(Aim):
Copy out all of the material exactly as presented.

'''

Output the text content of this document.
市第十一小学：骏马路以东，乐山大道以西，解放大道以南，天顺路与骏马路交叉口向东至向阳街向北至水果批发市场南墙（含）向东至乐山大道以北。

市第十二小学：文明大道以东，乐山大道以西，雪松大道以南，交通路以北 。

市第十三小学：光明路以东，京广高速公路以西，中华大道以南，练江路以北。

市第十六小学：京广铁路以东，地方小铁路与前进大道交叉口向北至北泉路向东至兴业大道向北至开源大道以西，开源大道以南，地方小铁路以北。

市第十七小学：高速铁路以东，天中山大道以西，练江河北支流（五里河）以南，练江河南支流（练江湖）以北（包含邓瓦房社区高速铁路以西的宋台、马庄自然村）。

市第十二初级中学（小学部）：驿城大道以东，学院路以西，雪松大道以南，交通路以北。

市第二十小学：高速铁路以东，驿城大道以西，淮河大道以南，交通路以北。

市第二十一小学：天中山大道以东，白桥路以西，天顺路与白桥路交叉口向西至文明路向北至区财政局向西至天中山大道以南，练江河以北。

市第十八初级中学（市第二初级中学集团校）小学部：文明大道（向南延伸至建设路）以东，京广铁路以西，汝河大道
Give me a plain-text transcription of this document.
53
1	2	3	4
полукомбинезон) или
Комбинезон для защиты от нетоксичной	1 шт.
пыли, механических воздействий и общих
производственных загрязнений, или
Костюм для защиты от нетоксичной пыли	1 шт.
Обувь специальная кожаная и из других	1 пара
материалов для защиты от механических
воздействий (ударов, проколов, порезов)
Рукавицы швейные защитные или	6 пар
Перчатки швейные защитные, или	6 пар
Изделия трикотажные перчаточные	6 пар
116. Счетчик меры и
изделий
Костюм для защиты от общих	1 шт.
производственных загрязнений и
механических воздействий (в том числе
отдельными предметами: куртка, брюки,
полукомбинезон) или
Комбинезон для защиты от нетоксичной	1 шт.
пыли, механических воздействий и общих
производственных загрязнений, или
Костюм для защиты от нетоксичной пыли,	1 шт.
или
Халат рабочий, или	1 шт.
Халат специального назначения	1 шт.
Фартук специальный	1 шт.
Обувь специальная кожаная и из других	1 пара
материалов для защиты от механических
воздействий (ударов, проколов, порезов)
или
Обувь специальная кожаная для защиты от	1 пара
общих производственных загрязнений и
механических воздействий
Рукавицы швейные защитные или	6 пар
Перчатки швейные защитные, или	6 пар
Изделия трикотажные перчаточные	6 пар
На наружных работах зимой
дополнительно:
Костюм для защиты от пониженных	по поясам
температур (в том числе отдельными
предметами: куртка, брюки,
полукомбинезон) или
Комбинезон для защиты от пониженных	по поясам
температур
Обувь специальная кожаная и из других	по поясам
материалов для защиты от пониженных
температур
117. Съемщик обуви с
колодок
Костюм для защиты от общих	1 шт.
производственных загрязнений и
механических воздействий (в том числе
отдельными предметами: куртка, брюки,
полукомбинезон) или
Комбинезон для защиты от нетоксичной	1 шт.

'''

(Correct output):
Output the text content of this document.
市第十一小学：骏马路以东，乐山大道以西，解放大道以南，天顺路与骏马路交叉口向东至向阳街向北至水果批发市场南墙（含）向东至乐山大道以北。

市第十二小学：文明大道以东，乐山大道以西，雪松大道以南，交通路以北 。

市第十三小学：光明路以东，京广高速公路以西，中华大道以南，练江路以北。

市第十六小学：京广铁路以东，地方小铁路与前进大道交叉口向北至北泉路向东至兴业大道向北至开源大道以西，开源大道以南，地方小铁路以北。

市第十七小学：高速铁路以东，天中山大道以西，练江河北支流（五里河）以南，练江河南支流（练江湖）以北（包含邓瓦房社区高速铁路以西的宋台、马庄自然村）。

市第十二初级中学（小学部）：驿城大道以东，学院路以西，雪松大道以南，交通路以北。

市第二十小学：高速铁路以东，驿城大道以西，淮河大道以南，交通路以北。

市第二十一小学：天中山大道以东，白桥路以西，天顺路与白桥路交叉口向西至文明路向北至区财政局向西至天中山大道以南，练江河以北。

市第十八初级中学（市第二初级中学集团校）小学部：文明大道（向南延伸至建设路）以东，京广铁路以西，汝河大道
Give me a plain-text transcription of this document.
53
1	2	3	4
полукомбинезон) или
Комбинезон для защиты от нетоксичной	1 шт.
пыли, механических воздействий и общих
производственных загрязнений, или
Костюм для защиты от нетоксичной пыли	1 шт.
Обувь специальная кожаная и из других	1 пара
материалов для защиты от механических
воздействий (ударов, проколов, порезов)
Рукавицы швейные защитные или	6 пар
Перчатки швейные защитные, или	6 пар
Изделия трикотажные перчаточные	6 пар
116. Счетчик меры и
изделий
Костюм для защиты от общих	1 шт.
производственных загрязнений и
механических воздействий (в том числе
отдельными предметами: куртка, брюки,
полукомбинезон) или
Комбинезон для защиты от нетоксичной	1 шт.
пыли, механических воздействий и общих
производственных загрязнений, или
Костюм для защиты от нетоксичной пыли,	1 шт.
или
Халат рабочий, или	1 шт.
Халат специального назначения	1 шт.
Фартук специальный	1 шт.
Обувь специальная кожаная и из других	1 пара
материалов для защиты от механических
воздействий (ударов, проколов, порезов)
или
Обувь специальная кожаная для защиты от	1 пара
общих производственных загрязнений и
механических воздействий
Рукавицы швейные защитные или	6 пар
Перчатки швейные защитные, или	6 пар
Изделия трикотажные перчаточные	6 пар
На наружных работах зимой
дополнительно:
Костюм для защиты от пониженных	по поясам
температур (в том числе отдельными
предметами: куртка, брюки,
полукомбинезон) или
Комбинезон для защиты от пониженных	по поясам
температур
Обувь специальная кожаная и из других	по поясам
материалов для защиты от пониженных
температур
117. Съемщик обуви с
колодок
Костюм для защиты от общих	1 шт.
производственных загрязнений и
механических воздействий (в том числе
отдельными предметами: куртка, брюки,
полукомбинезон) или
Комбинезон для защиты от нетоксичной	1 шт.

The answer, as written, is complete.